• **Exercise prompt**
Extract all lines containing "NORTH".

• **Chart and figure data**
--- begin ---
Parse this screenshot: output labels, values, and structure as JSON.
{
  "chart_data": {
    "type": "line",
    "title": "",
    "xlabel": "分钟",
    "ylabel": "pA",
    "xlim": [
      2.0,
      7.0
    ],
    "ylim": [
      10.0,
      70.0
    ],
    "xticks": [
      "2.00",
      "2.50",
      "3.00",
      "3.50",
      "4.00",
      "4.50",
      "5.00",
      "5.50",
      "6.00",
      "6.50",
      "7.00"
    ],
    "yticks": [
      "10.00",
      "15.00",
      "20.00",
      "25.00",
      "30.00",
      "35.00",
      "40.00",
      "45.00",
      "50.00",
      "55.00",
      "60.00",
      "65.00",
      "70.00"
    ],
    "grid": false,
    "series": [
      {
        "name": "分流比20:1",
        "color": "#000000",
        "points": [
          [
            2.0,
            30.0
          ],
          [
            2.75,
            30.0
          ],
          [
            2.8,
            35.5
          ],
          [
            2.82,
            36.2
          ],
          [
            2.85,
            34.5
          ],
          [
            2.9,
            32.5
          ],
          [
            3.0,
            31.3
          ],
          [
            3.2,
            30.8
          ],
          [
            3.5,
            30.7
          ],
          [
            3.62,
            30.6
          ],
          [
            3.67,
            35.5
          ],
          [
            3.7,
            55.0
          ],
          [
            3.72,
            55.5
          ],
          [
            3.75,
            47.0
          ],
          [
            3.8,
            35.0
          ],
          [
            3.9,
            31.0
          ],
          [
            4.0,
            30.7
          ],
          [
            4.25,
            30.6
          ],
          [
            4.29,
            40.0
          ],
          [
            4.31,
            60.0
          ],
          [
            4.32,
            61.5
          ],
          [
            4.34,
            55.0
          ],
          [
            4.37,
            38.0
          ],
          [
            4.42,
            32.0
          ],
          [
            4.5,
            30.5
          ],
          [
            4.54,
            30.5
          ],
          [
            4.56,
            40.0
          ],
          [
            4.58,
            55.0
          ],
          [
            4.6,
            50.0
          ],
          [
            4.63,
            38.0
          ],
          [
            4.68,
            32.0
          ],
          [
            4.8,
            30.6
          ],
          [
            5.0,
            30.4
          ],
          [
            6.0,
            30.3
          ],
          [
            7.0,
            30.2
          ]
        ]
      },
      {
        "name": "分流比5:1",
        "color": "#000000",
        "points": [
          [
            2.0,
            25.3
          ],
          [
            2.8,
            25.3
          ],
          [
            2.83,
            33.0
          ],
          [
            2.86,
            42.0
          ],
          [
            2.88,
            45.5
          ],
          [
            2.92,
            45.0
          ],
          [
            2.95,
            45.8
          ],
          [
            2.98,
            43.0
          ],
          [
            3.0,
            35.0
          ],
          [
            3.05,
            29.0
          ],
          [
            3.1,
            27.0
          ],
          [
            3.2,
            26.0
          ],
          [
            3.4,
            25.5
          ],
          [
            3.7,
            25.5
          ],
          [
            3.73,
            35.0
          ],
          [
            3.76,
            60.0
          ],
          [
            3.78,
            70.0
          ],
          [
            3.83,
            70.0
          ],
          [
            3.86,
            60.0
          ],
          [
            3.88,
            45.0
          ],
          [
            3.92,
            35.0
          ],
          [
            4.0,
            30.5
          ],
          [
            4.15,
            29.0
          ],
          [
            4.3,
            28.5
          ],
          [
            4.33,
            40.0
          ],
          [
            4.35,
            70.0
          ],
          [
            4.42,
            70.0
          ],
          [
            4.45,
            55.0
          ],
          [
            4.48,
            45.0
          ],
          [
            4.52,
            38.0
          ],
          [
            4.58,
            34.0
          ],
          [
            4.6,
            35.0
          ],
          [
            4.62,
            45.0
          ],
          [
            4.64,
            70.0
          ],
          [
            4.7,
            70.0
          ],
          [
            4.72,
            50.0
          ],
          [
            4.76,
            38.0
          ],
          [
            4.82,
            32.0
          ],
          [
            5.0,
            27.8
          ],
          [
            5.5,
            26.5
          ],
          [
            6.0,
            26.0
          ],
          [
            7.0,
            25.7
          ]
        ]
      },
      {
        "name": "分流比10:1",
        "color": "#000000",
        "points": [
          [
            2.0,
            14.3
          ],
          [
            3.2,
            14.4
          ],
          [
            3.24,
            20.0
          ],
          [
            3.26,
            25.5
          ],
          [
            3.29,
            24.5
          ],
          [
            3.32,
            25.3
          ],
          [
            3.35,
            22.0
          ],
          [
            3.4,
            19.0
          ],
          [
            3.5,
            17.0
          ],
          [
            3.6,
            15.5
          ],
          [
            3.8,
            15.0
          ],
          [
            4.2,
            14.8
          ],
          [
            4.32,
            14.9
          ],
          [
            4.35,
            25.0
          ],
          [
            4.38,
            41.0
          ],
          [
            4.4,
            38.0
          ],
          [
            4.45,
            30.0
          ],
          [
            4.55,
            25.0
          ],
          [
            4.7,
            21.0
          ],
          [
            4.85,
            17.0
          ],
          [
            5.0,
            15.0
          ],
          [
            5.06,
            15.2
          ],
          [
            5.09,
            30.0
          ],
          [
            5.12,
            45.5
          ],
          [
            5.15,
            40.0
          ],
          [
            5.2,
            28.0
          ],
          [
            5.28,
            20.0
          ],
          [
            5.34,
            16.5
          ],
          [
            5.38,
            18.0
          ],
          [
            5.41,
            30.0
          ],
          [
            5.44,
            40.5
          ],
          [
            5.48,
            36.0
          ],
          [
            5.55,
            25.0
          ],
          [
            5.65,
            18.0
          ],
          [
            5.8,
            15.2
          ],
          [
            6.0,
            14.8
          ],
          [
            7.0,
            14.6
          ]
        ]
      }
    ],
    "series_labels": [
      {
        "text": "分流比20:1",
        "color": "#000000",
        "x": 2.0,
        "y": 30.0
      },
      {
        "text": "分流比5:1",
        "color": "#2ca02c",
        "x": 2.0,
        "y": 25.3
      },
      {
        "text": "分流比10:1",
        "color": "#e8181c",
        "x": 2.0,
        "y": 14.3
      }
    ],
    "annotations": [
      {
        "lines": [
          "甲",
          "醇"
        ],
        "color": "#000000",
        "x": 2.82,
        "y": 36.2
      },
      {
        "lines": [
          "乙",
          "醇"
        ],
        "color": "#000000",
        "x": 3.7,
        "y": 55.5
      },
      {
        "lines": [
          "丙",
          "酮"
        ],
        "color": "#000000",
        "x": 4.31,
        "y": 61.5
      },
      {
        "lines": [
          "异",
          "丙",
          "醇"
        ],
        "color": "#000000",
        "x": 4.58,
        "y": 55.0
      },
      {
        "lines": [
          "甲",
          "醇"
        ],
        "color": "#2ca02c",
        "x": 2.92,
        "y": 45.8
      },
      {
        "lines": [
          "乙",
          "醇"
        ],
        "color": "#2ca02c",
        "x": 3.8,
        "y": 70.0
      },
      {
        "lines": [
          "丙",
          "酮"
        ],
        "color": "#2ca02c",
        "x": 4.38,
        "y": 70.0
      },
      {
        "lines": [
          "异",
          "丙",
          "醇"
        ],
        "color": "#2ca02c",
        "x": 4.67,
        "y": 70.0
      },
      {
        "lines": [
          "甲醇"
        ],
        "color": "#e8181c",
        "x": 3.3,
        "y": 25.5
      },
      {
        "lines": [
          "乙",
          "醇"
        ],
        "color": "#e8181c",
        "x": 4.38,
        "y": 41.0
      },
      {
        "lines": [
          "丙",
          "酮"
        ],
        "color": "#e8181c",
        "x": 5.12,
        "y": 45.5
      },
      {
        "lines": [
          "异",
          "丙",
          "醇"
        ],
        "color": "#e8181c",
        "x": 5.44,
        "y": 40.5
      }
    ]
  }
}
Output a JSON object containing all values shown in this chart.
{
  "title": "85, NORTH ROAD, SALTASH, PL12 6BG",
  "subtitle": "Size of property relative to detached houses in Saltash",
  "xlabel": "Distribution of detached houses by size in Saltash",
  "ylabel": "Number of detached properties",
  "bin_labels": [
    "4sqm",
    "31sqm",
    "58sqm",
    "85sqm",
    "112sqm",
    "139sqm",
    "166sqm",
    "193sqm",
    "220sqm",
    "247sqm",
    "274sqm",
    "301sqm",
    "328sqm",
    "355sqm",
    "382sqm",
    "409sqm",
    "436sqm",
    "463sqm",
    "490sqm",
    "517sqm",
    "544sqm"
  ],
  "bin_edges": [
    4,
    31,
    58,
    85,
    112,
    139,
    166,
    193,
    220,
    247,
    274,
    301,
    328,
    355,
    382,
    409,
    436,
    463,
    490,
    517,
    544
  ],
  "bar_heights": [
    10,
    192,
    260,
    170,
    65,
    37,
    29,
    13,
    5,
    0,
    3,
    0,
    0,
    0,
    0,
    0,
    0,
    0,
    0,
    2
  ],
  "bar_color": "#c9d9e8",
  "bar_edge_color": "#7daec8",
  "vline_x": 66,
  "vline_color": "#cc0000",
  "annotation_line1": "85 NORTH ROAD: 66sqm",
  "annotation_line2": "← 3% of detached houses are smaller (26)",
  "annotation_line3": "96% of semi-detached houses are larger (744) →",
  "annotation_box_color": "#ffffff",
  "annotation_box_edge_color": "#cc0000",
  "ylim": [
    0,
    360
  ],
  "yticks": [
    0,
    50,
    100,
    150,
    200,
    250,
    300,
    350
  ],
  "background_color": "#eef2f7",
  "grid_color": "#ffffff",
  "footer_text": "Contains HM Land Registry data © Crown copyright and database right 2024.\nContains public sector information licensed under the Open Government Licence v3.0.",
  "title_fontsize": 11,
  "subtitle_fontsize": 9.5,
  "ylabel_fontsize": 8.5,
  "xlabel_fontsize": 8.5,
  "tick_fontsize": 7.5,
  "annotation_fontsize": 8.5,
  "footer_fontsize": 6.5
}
--- end ---
• **Exercise answer**
  "title": "85, NORTH ROAD, SALTASH, PL12 6BG",
  "annotation_line1": "85 NORTH ROAD: 66sqm",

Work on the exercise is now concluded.